Task goal:
Format the lines below as a JSON array of strings, one string per line, and leave out any blank lines.
Dataset extract start
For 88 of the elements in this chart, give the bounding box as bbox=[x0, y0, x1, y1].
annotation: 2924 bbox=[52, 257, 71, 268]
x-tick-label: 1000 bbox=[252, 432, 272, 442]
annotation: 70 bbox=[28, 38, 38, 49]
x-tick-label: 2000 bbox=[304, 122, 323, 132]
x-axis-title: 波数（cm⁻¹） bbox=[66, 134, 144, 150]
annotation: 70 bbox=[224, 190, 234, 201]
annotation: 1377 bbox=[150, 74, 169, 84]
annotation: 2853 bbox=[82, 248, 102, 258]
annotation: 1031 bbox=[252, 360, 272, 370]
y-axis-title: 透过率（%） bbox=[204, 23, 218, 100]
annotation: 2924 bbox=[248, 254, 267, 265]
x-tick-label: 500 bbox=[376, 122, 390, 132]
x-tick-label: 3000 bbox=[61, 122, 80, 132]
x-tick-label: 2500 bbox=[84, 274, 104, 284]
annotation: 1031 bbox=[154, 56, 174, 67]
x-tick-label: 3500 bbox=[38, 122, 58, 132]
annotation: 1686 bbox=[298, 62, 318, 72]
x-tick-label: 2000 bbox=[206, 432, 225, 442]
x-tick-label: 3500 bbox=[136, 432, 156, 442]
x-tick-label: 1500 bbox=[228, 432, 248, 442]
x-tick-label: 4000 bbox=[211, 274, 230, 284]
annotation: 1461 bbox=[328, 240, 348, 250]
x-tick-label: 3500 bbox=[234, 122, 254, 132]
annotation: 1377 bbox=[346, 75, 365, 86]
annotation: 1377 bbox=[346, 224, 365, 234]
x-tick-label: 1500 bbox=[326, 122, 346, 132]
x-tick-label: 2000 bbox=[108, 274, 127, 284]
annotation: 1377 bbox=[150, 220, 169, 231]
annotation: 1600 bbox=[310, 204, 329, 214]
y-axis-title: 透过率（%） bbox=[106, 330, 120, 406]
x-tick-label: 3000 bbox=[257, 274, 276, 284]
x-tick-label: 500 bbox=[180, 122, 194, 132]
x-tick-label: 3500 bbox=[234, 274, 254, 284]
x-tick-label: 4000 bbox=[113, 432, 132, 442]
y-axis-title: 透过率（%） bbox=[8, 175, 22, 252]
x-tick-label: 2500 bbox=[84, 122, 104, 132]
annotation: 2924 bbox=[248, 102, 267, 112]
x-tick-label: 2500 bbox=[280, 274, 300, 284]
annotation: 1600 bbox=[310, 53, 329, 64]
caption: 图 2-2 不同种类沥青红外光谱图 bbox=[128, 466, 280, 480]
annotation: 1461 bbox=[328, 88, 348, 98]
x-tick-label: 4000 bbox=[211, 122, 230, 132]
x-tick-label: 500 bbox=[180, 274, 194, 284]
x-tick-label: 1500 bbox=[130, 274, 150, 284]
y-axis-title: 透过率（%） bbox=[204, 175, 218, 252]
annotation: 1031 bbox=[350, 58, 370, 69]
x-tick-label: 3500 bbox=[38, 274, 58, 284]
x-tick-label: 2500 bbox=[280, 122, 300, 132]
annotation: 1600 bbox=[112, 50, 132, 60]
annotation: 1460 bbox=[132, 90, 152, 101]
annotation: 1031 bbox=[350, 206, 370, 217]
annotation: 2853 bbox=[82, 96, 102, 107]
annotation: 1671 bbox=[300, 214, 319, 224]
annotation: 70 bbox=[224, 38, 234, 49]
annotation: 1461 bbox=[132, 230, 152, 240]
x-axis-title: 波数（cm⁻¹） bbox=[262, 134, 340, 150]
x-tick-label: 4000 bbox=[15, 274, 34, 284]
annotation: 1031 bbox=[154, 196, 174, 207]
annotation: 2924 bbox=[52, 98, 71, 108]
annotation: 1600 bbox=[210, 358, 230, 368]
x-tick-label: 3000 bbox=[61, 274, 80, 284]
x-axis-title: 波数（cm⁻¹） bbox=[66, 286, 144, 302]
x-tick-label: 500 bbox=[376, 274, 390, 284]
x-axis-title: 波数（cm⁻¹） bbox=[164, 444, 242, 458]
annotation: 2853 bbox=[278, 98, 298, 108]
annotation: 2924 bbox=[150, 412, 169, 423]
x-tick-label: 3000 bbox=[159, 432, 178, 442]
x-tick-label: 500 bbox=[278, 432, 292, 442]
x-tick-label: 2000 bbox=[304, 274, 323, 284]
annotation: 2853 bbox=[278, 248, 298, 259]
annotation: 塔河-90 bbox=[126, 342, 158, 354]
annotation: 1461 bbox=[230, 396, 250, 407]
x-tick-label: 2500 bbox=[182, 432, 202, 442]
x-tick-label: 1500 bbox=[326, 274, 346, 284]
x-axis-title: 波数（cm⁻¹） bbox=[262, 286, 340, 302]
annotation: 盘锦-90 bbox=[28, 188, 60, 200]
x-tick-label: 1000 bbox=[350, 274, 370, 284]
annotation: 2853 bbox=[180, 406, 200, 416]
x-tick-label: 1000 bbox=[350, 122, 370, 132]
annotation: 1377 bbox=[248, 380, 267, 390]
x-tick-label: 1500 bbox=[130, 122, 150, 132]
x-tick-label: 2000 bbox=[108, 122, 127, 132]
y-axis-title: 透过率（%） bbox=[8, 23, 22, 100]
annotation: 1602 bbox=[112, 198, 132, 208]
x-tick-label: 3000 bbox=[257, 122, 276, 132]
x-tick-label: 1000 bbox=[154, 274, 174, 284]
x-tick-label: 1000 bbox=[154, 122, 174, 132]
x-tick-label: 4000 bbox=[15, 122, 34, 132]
Dataset extract end
The solution:
[
  "For 88 of the elements in this chart, give the bounding box as bbox=[x0, y0, x1, y1].",
  "annotation: 2924 bbox=[52, 257, 71, 268]",
  "x-tick-label: 1000 bbox=[252, 432, 272, 442]",
  "annotation: 70 bbox=[28, 38, 38, 49]",
  "x-tick-label: 2000 bbox=[304, 122, 323, 132]",
  "x-axis-title: 波数（cm⁻¹） bbox=[66, 134, 144, 150]",
  "annotation: 70 bbox=[224, 190, 234, 201]",
  "annotation: 1377 bbox=[150, 74, 169, 84]",
  "annotation: 2853 bbox=[82, 248, 102, 258]",
  "annotation: 1031 bbox=[252, 360, 272, 370]",
  "y-axis-title: 透过率（%） bbox=[204, 23, 218, 100]",
  "annotation: 2924 bbox=[248, 254, 267, 265]",
  "x-tick-label: 500 bbox=[376, 122, 390, 132]",
  "x-tick-label: 3000 bbox=[61, 122, 80, 132]",
  "x-tick-label: 2500 bbox=[84, 274, 104, 284]",
  "annotation: 1031 bbox=[154, 56, 174, 67]",
  "x-tick-label: 3500 bbox=[38, 122, 58, 132]",
  "annotation: 1686 bbox=[298, 62, 318, 72]",
  "x-tick-label: 2000 bbox=[206, 432, 225, 442]",
  "x-tick-label: 3500 bbox=[136, 432, 156, 442]",
  "x-tick-label: 1500 bbox=[228, 432, 248, 442]",
  "x-tick-label: 4000 bbox=[211, 274, 230, 284]",
  "annotation: 1461 bbox=[328, 240, 348, 250]",
  "x-tick-label: 3500 bbox=[234, 122, 254, 132]",
  "annotation: 1377 bbox=[346, 75, 365, 86]",
  "annotation: 1377 bbox=[346, 224, 365, 234]",
  "x-tick-label: 1500 bbox=[326, 122, 346, 132]",
  "x-tick-label: 2000 bbox=[108, 274, 127, 284]",
  "annotation: 1377 bbox=[150, 220, 169, 231]",
  "annotation: 1600 bbox=[310, 204, 329, 214]",
  "y-axis-title: 透过率（%） bbox=[106, 330, 120, 406]",
  "x-tick-label: 3000 bbox=[257, 274, 276, 284]",
  "x-tick-label: 500 bbox=[180, 122, 194, 132]",
  "x-tick-label: 3500 bbox=[234, 274, 254, 284]",
  "x-tick-label: 4000 bbox=[113, 432, 132, 442]",
  "y-axis-title: 透过率（%） bbox=[8, 175, 22, 252]",
  "x-tick-label: 2500 bbox=[84, 122, 104, 132]",
  "annotation: 2924 bbox=[248, 102, 267, 112]",
  "x-tick-label: 2500 bbox=[280, 274, 300, 284]",
  "annotation: 1600 bbox=[310, 53, 329, 64]",
  "caption: 图 2-2 不同种类沥青红外光谱图 bbox=[128, 466, 280, 480]",
  "annotation: 1461 bbox=[328, 88, 348, 98]",
  "x-tick-label: 4000 bbox=[211, 122, 230, 132]",
  "x-tick-label: 500 bbox=[180, 274, 194, 284]",
  "x-tick-label: 1500 bbox=[130, 274, 150, 284]",
  "y-axis-title: 透过率（%） bbox=[204, 175, 218, 252]",
  "annotation: 1031 bbox=[350, 58, 370, 69]",
  "x-tick-label: 3500 bbox=[38, 274, 58, 284]",
  "x-tick-label: 2500 bbox=[280, 122, 300, 132]",
  "annotation: 1600 bbox=[112, 50, 132, 60]",
  "annotation: 1460 bbox=[132, 90, 152, 101]",
  "annotation: 1031 bbox=[350, 206, 370, 217]",
  "annotation: 2853 bbox=[82, 96, 102, 107]",
  "annotation: 1671 bbox=[300, 214, 319, 224]",
  "annotation: 70 bbox=[224, 38, 234, 49]",
  "annotation: 1461 bbox=[132, 230, 152, 240]",
  "x-axis-title: 波数（cm⁻¹） bbox=[262, 134, 340, 150]",
  "x-tick-label: 4000 bbox=[15, 274, 34, 284]",
  "annotation: 1031 bbox=[154, 196, 174, 207]",
  "annotation: 2924 bbox=[52, 98, 71, 108]",
  "annotation: 1600 bbox=[210, 358, 230, 368]",
  "x-tick-label: 3000 bbox=[61, 274, 80, 284]",
  "x-axis-title: 波数（cm⁻¹） bbox=[66, 286, 144, 302]",
  "x-tick-label: 500 bbox=[376, 274, 390, 284]",
  "x-axis-title: 波数（cm⁻¹） bbox=[164, 444, 242, 458]",
  "annotation: 2853 bbox=[278, 98, 298, 108]",
  "annotation: 2924 bbox=[150, 412, 169, 423]",
  "x-tick-label: 3000 bbox=[159, 432, 178, 442]",
  "x-tick-label: 500 bbox=[278, 432, 292, 442]",
  "x-tick-label: 2000 bbox=[304, 274, 323, 284]",
  "annotation: 2853 bbox=[278, 248, 298, 259]",
  "annotation: 塔河-90 bbox=[126, 342, 158, 354]",
  "annotation: 1461 bbox=[230, 396, 250, 407]",
  "x-tick-label: 2500 bbox=[182, 432, 202, 442]",
  "x-tick-label: 1500 bbox=[326, 274, 346, 284]",
  "x-axis-title: 波数（cm⁻¹） bbox=[262, 286, 340, 302]",
  "annotation: 盘锦-90 bbox=[28, 188, 60, 200]",
  "x-tick-label: 1000 bbox=[350, 274, 370, 284]",
  "annotation: 2853 bbox=[180, 406, 200, 416]",
  "x-tick-label: 1000 bbox=[350, 122, 370, 132]",
  "annotation: 1377 bbox=[248, 380, 267, 390]",
  "x-tick-label: 1500 bbox=[130, 122, 150, 132]",
  "x-tick-label: 2000 bbox=[108, 122, 127, 132]",
  "y-axis-title: 透过率（%） bbox=[8, 23, 22, 100]",
  "annotation: 1602 bbox=[112, 198, 132, 208]",
  "x-tick-label: 3000 bbox=[257, 122, 276, 132]",
  "x-tick-label: 1000 bbox=[154, 274, 174, 284]",
  "x-tick-label: 1000 bbox=[154, 122, 174, 132]",
  "x-tick-label: 4000 bbox=[15, 122, 34, 132]"
]